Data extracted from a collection

****************************************

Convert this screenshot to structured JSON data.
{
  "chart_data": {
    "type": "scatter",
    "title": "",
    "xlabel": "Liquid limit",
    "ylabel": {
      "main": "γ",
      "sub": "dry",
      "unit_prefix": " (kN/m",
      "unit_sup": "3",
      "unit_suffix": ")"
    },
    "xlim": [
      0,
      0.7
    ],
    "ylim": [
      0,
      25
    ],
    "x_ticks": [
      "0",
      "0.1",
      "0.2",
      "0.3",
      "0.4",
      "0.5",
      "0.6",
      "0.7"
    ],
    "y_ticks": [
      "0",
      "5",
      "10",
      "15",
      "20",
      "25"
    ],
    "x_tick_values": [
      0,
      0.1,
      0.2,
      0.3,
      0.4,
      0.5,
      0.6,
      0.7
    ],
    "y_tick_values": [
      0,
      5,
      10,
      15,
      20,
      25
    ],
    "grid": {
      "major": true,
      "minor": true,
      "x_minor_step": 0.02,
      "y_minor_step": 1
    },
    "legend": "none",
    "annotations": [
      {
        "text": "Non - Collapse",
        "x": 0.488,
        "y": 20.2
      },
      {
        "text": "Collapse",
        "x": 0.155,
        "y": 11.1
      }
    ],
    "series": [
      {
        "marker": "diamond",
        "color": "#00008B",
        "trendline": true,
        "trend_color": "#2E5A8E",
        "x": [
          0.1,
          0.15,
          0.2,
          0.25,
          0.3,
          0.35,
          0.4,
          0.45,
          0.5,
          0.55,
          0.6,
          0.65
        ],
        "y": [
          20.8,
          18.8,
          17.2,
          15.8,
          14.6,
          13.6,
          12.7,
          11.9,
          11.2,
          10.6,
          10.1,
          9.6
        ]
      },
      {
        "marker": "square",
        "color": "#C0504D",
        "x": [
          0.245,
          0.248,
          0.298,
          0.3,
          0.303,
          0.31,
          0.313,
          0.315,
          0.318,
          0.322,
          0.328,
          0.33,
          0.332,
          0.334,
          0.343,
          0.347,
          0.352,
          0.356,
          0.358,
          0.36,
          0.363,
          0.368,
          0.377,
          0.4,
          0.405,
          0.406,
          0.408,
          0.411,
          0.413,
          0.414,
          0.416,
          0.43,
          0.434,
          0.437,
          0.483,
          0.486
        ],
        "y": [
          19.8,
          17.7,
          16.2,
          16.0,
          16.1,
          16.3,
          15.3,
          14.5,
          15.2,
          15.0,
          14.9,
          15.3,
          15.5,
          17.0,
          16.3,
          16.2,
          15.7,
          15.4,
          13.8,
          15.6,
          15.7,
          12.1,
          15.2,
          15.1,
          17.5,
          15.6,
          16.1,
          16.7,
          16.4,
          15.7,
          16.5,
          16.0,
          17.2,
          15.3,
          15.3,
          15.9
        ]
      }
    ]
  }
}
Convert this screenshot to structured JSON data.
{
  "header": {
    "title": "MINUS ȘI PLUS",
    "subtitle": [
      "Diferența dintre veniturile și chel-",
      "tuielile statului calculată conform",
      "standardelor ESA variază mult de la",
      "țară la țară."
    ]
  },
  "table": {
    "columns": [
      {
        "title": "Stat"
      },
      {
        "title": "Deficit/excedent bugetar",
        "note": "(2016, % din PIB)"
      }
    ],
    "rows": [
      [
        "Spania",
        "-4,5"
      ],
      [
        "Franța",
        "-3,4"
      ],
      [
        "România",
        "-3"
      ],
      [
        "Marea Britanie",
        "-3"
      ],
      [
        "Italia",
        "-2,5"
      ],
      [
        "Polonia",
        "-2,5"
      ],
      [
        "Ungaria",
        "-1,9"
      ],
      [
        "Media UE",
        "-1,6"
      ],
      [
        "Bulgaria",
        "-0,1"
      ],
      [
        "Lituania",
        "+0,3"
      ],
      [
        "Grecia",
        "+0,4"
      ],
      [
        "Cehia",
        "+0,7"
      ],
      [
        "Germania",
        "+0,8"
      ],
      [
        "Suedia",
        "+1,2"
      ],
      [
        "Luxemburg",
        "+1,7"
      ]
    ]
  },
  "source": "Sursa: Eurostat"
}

****************************************

(PROBLEM): Copy all of the material word for word.

(SOLUTION):
Convert this screenshot to structured JSON data.
{
  "chart_data": {
    "type": "scatter",
    "title": "",
    "xlabel": "Liquid limit",
    "ylabel": {
      "main": "γ",
      "sub": "dry",
      "unit_prefix": " (kN/m",
      "unit_sup": "3",
      "unit_suffix": ")"
    },
    "xlim": [
      0,
      0.7
    ],
    "ylim": [
      0,
      25
    ],
    "x_ticks": [
      "0",
      "0.1",
      "0.2",
      "0.3",
      "0.4",
      "0.5",
      "0.6",
      "0.7"
    ],
    "y_ticks": [
      "0",
      "5",
      "10",
      "15",
      "20",
      "25"
    ],
    "x_tick_values": [
      0,
      0.1,
      0.2,
      0.3,
      0.4,
      0.5,
      0.6,
      0.7
    ],
    "y_tick_values": [
      0,
      5,
      10,
      15,
      20,
      25
    ],
    "grid": {
      "major": true,
      "minor": true,
      "x_minor_step": 0.02,
      "y_minor_step": 1
    },
    "legend": "none",
    "annotations": [
      {
        "text": "Non - Collapse",
        "x": 0.488,
        "y": 20.2
      },
      {
        "text": "Collapse",
        "x": 0.155,
        "y": 11.1
      }
    ],
    "series": [
      {
        "marker": "diamond",
        "color": "#00008B",
        "trendline": true,
        "trend_color": "#2E5A8E",
        "x": [
          0.1,
          0.15,
          0.2,
          0.25,
          0.3,
          0.35,
          0.4,
          0.45,
          0.5,
          0.55,
          0.6,
          0.65
        ],
        "y": [
          20.8,
          18.8,
          17.2,
          15.8,
          14.6,
          13.6,
          12.7,
          11.9,
          11.2,
          10.6,
          10.1,
          9.6
        ]
      },
      {
        "marker": "square",
        "color": "#C0504D",
        "x": [
          0.245,
          0.248,
          0.298,
          0.3,
          0.303,
          0.31,
          0.313,
          0.315,
          0.318,
          0.322,
          0.328,
          0.33,
          0.332,
          0.334,
          0.343,
          0.347,
          0.352,
          0.356,
          0.358,
          0.36,
          0.363,
          0.368,
          0.377,
          0.4,
          0.405,
          0.406,
          0.408,
          0.411,
          0.413,
          0.414,
          0.416,
          0.43,
          0.434,
          0.437,
          0.483,
          0.486
        ],
        "y": [
          19.8,
          17.7,
          16.2,
          16.0,
          16.1,
          16.3,
          15.3,
          14.5,
          15.2,
          15.0,
          14.9,
          15.3,
          15.5,
          17.0,
          16.3,
          16.2,
          15.7,
          15.4,
          13.8,
          15.6,
          15.7,
          12.1,
          15.2,
          15.1,
          17.5,
          15.6,
          16.1,
          16.7,
          16.4,
          15.7,
          16.5,
          16.0,
          17.2,
          15.3,
          15.3,
          15.9
        ]
      }
    ]
  }
}
Convert this screenshot to structured JSON data.
{
  "header": {
    "title": "MINUS ȘI PLUS",
    "subtitle": [
      "Diferența dintre veniturile și chel-",
      "tuielile statului calculată conform",
      "standardelor ESA variază mult de la",
      "țară la țară."
    ]
  },
  "table": {
    "columns": [
      {
        "title": "Stat"
      },
      {
        "title": "Deficit/excedent bugetar",
        "note": "(2016, % din PIB)"
      }
    ],
    "rows": [
      [
        "Spania",
        "-4,5"
      ],
      [
        "Franța",
        "-3,4"
      ],
      [
        "România",
        "-3"
      ],
      [
        "Marea Britanie",
        "-3"
      ],
      [
        "Italia",
        "-2,5"
      ],
      [
        "Polonia",
        "-2,5"
      ],
      [
        "Ungaria",
        "-1,9"
      ],
      [
        "Media UE",
        "-1,6"
      ],
      [
        "Bulgaria",
        "-0,1"
      ],
      [
        "Lituania",
        "+0,3"
      ],
      [
        "Grecia",
        "+0,4"
      ],
      [
        "Cehia",
        "+0,7"
      ],
      [
        "Germania",
        "+0,8"
      ],
      [
        "Suedia",
        "+1,2"
      ],
      [
        "Luxemburg",
        "+1,7"
      ]
    ]
  },
  "source": "Sursa: Eurostat"
}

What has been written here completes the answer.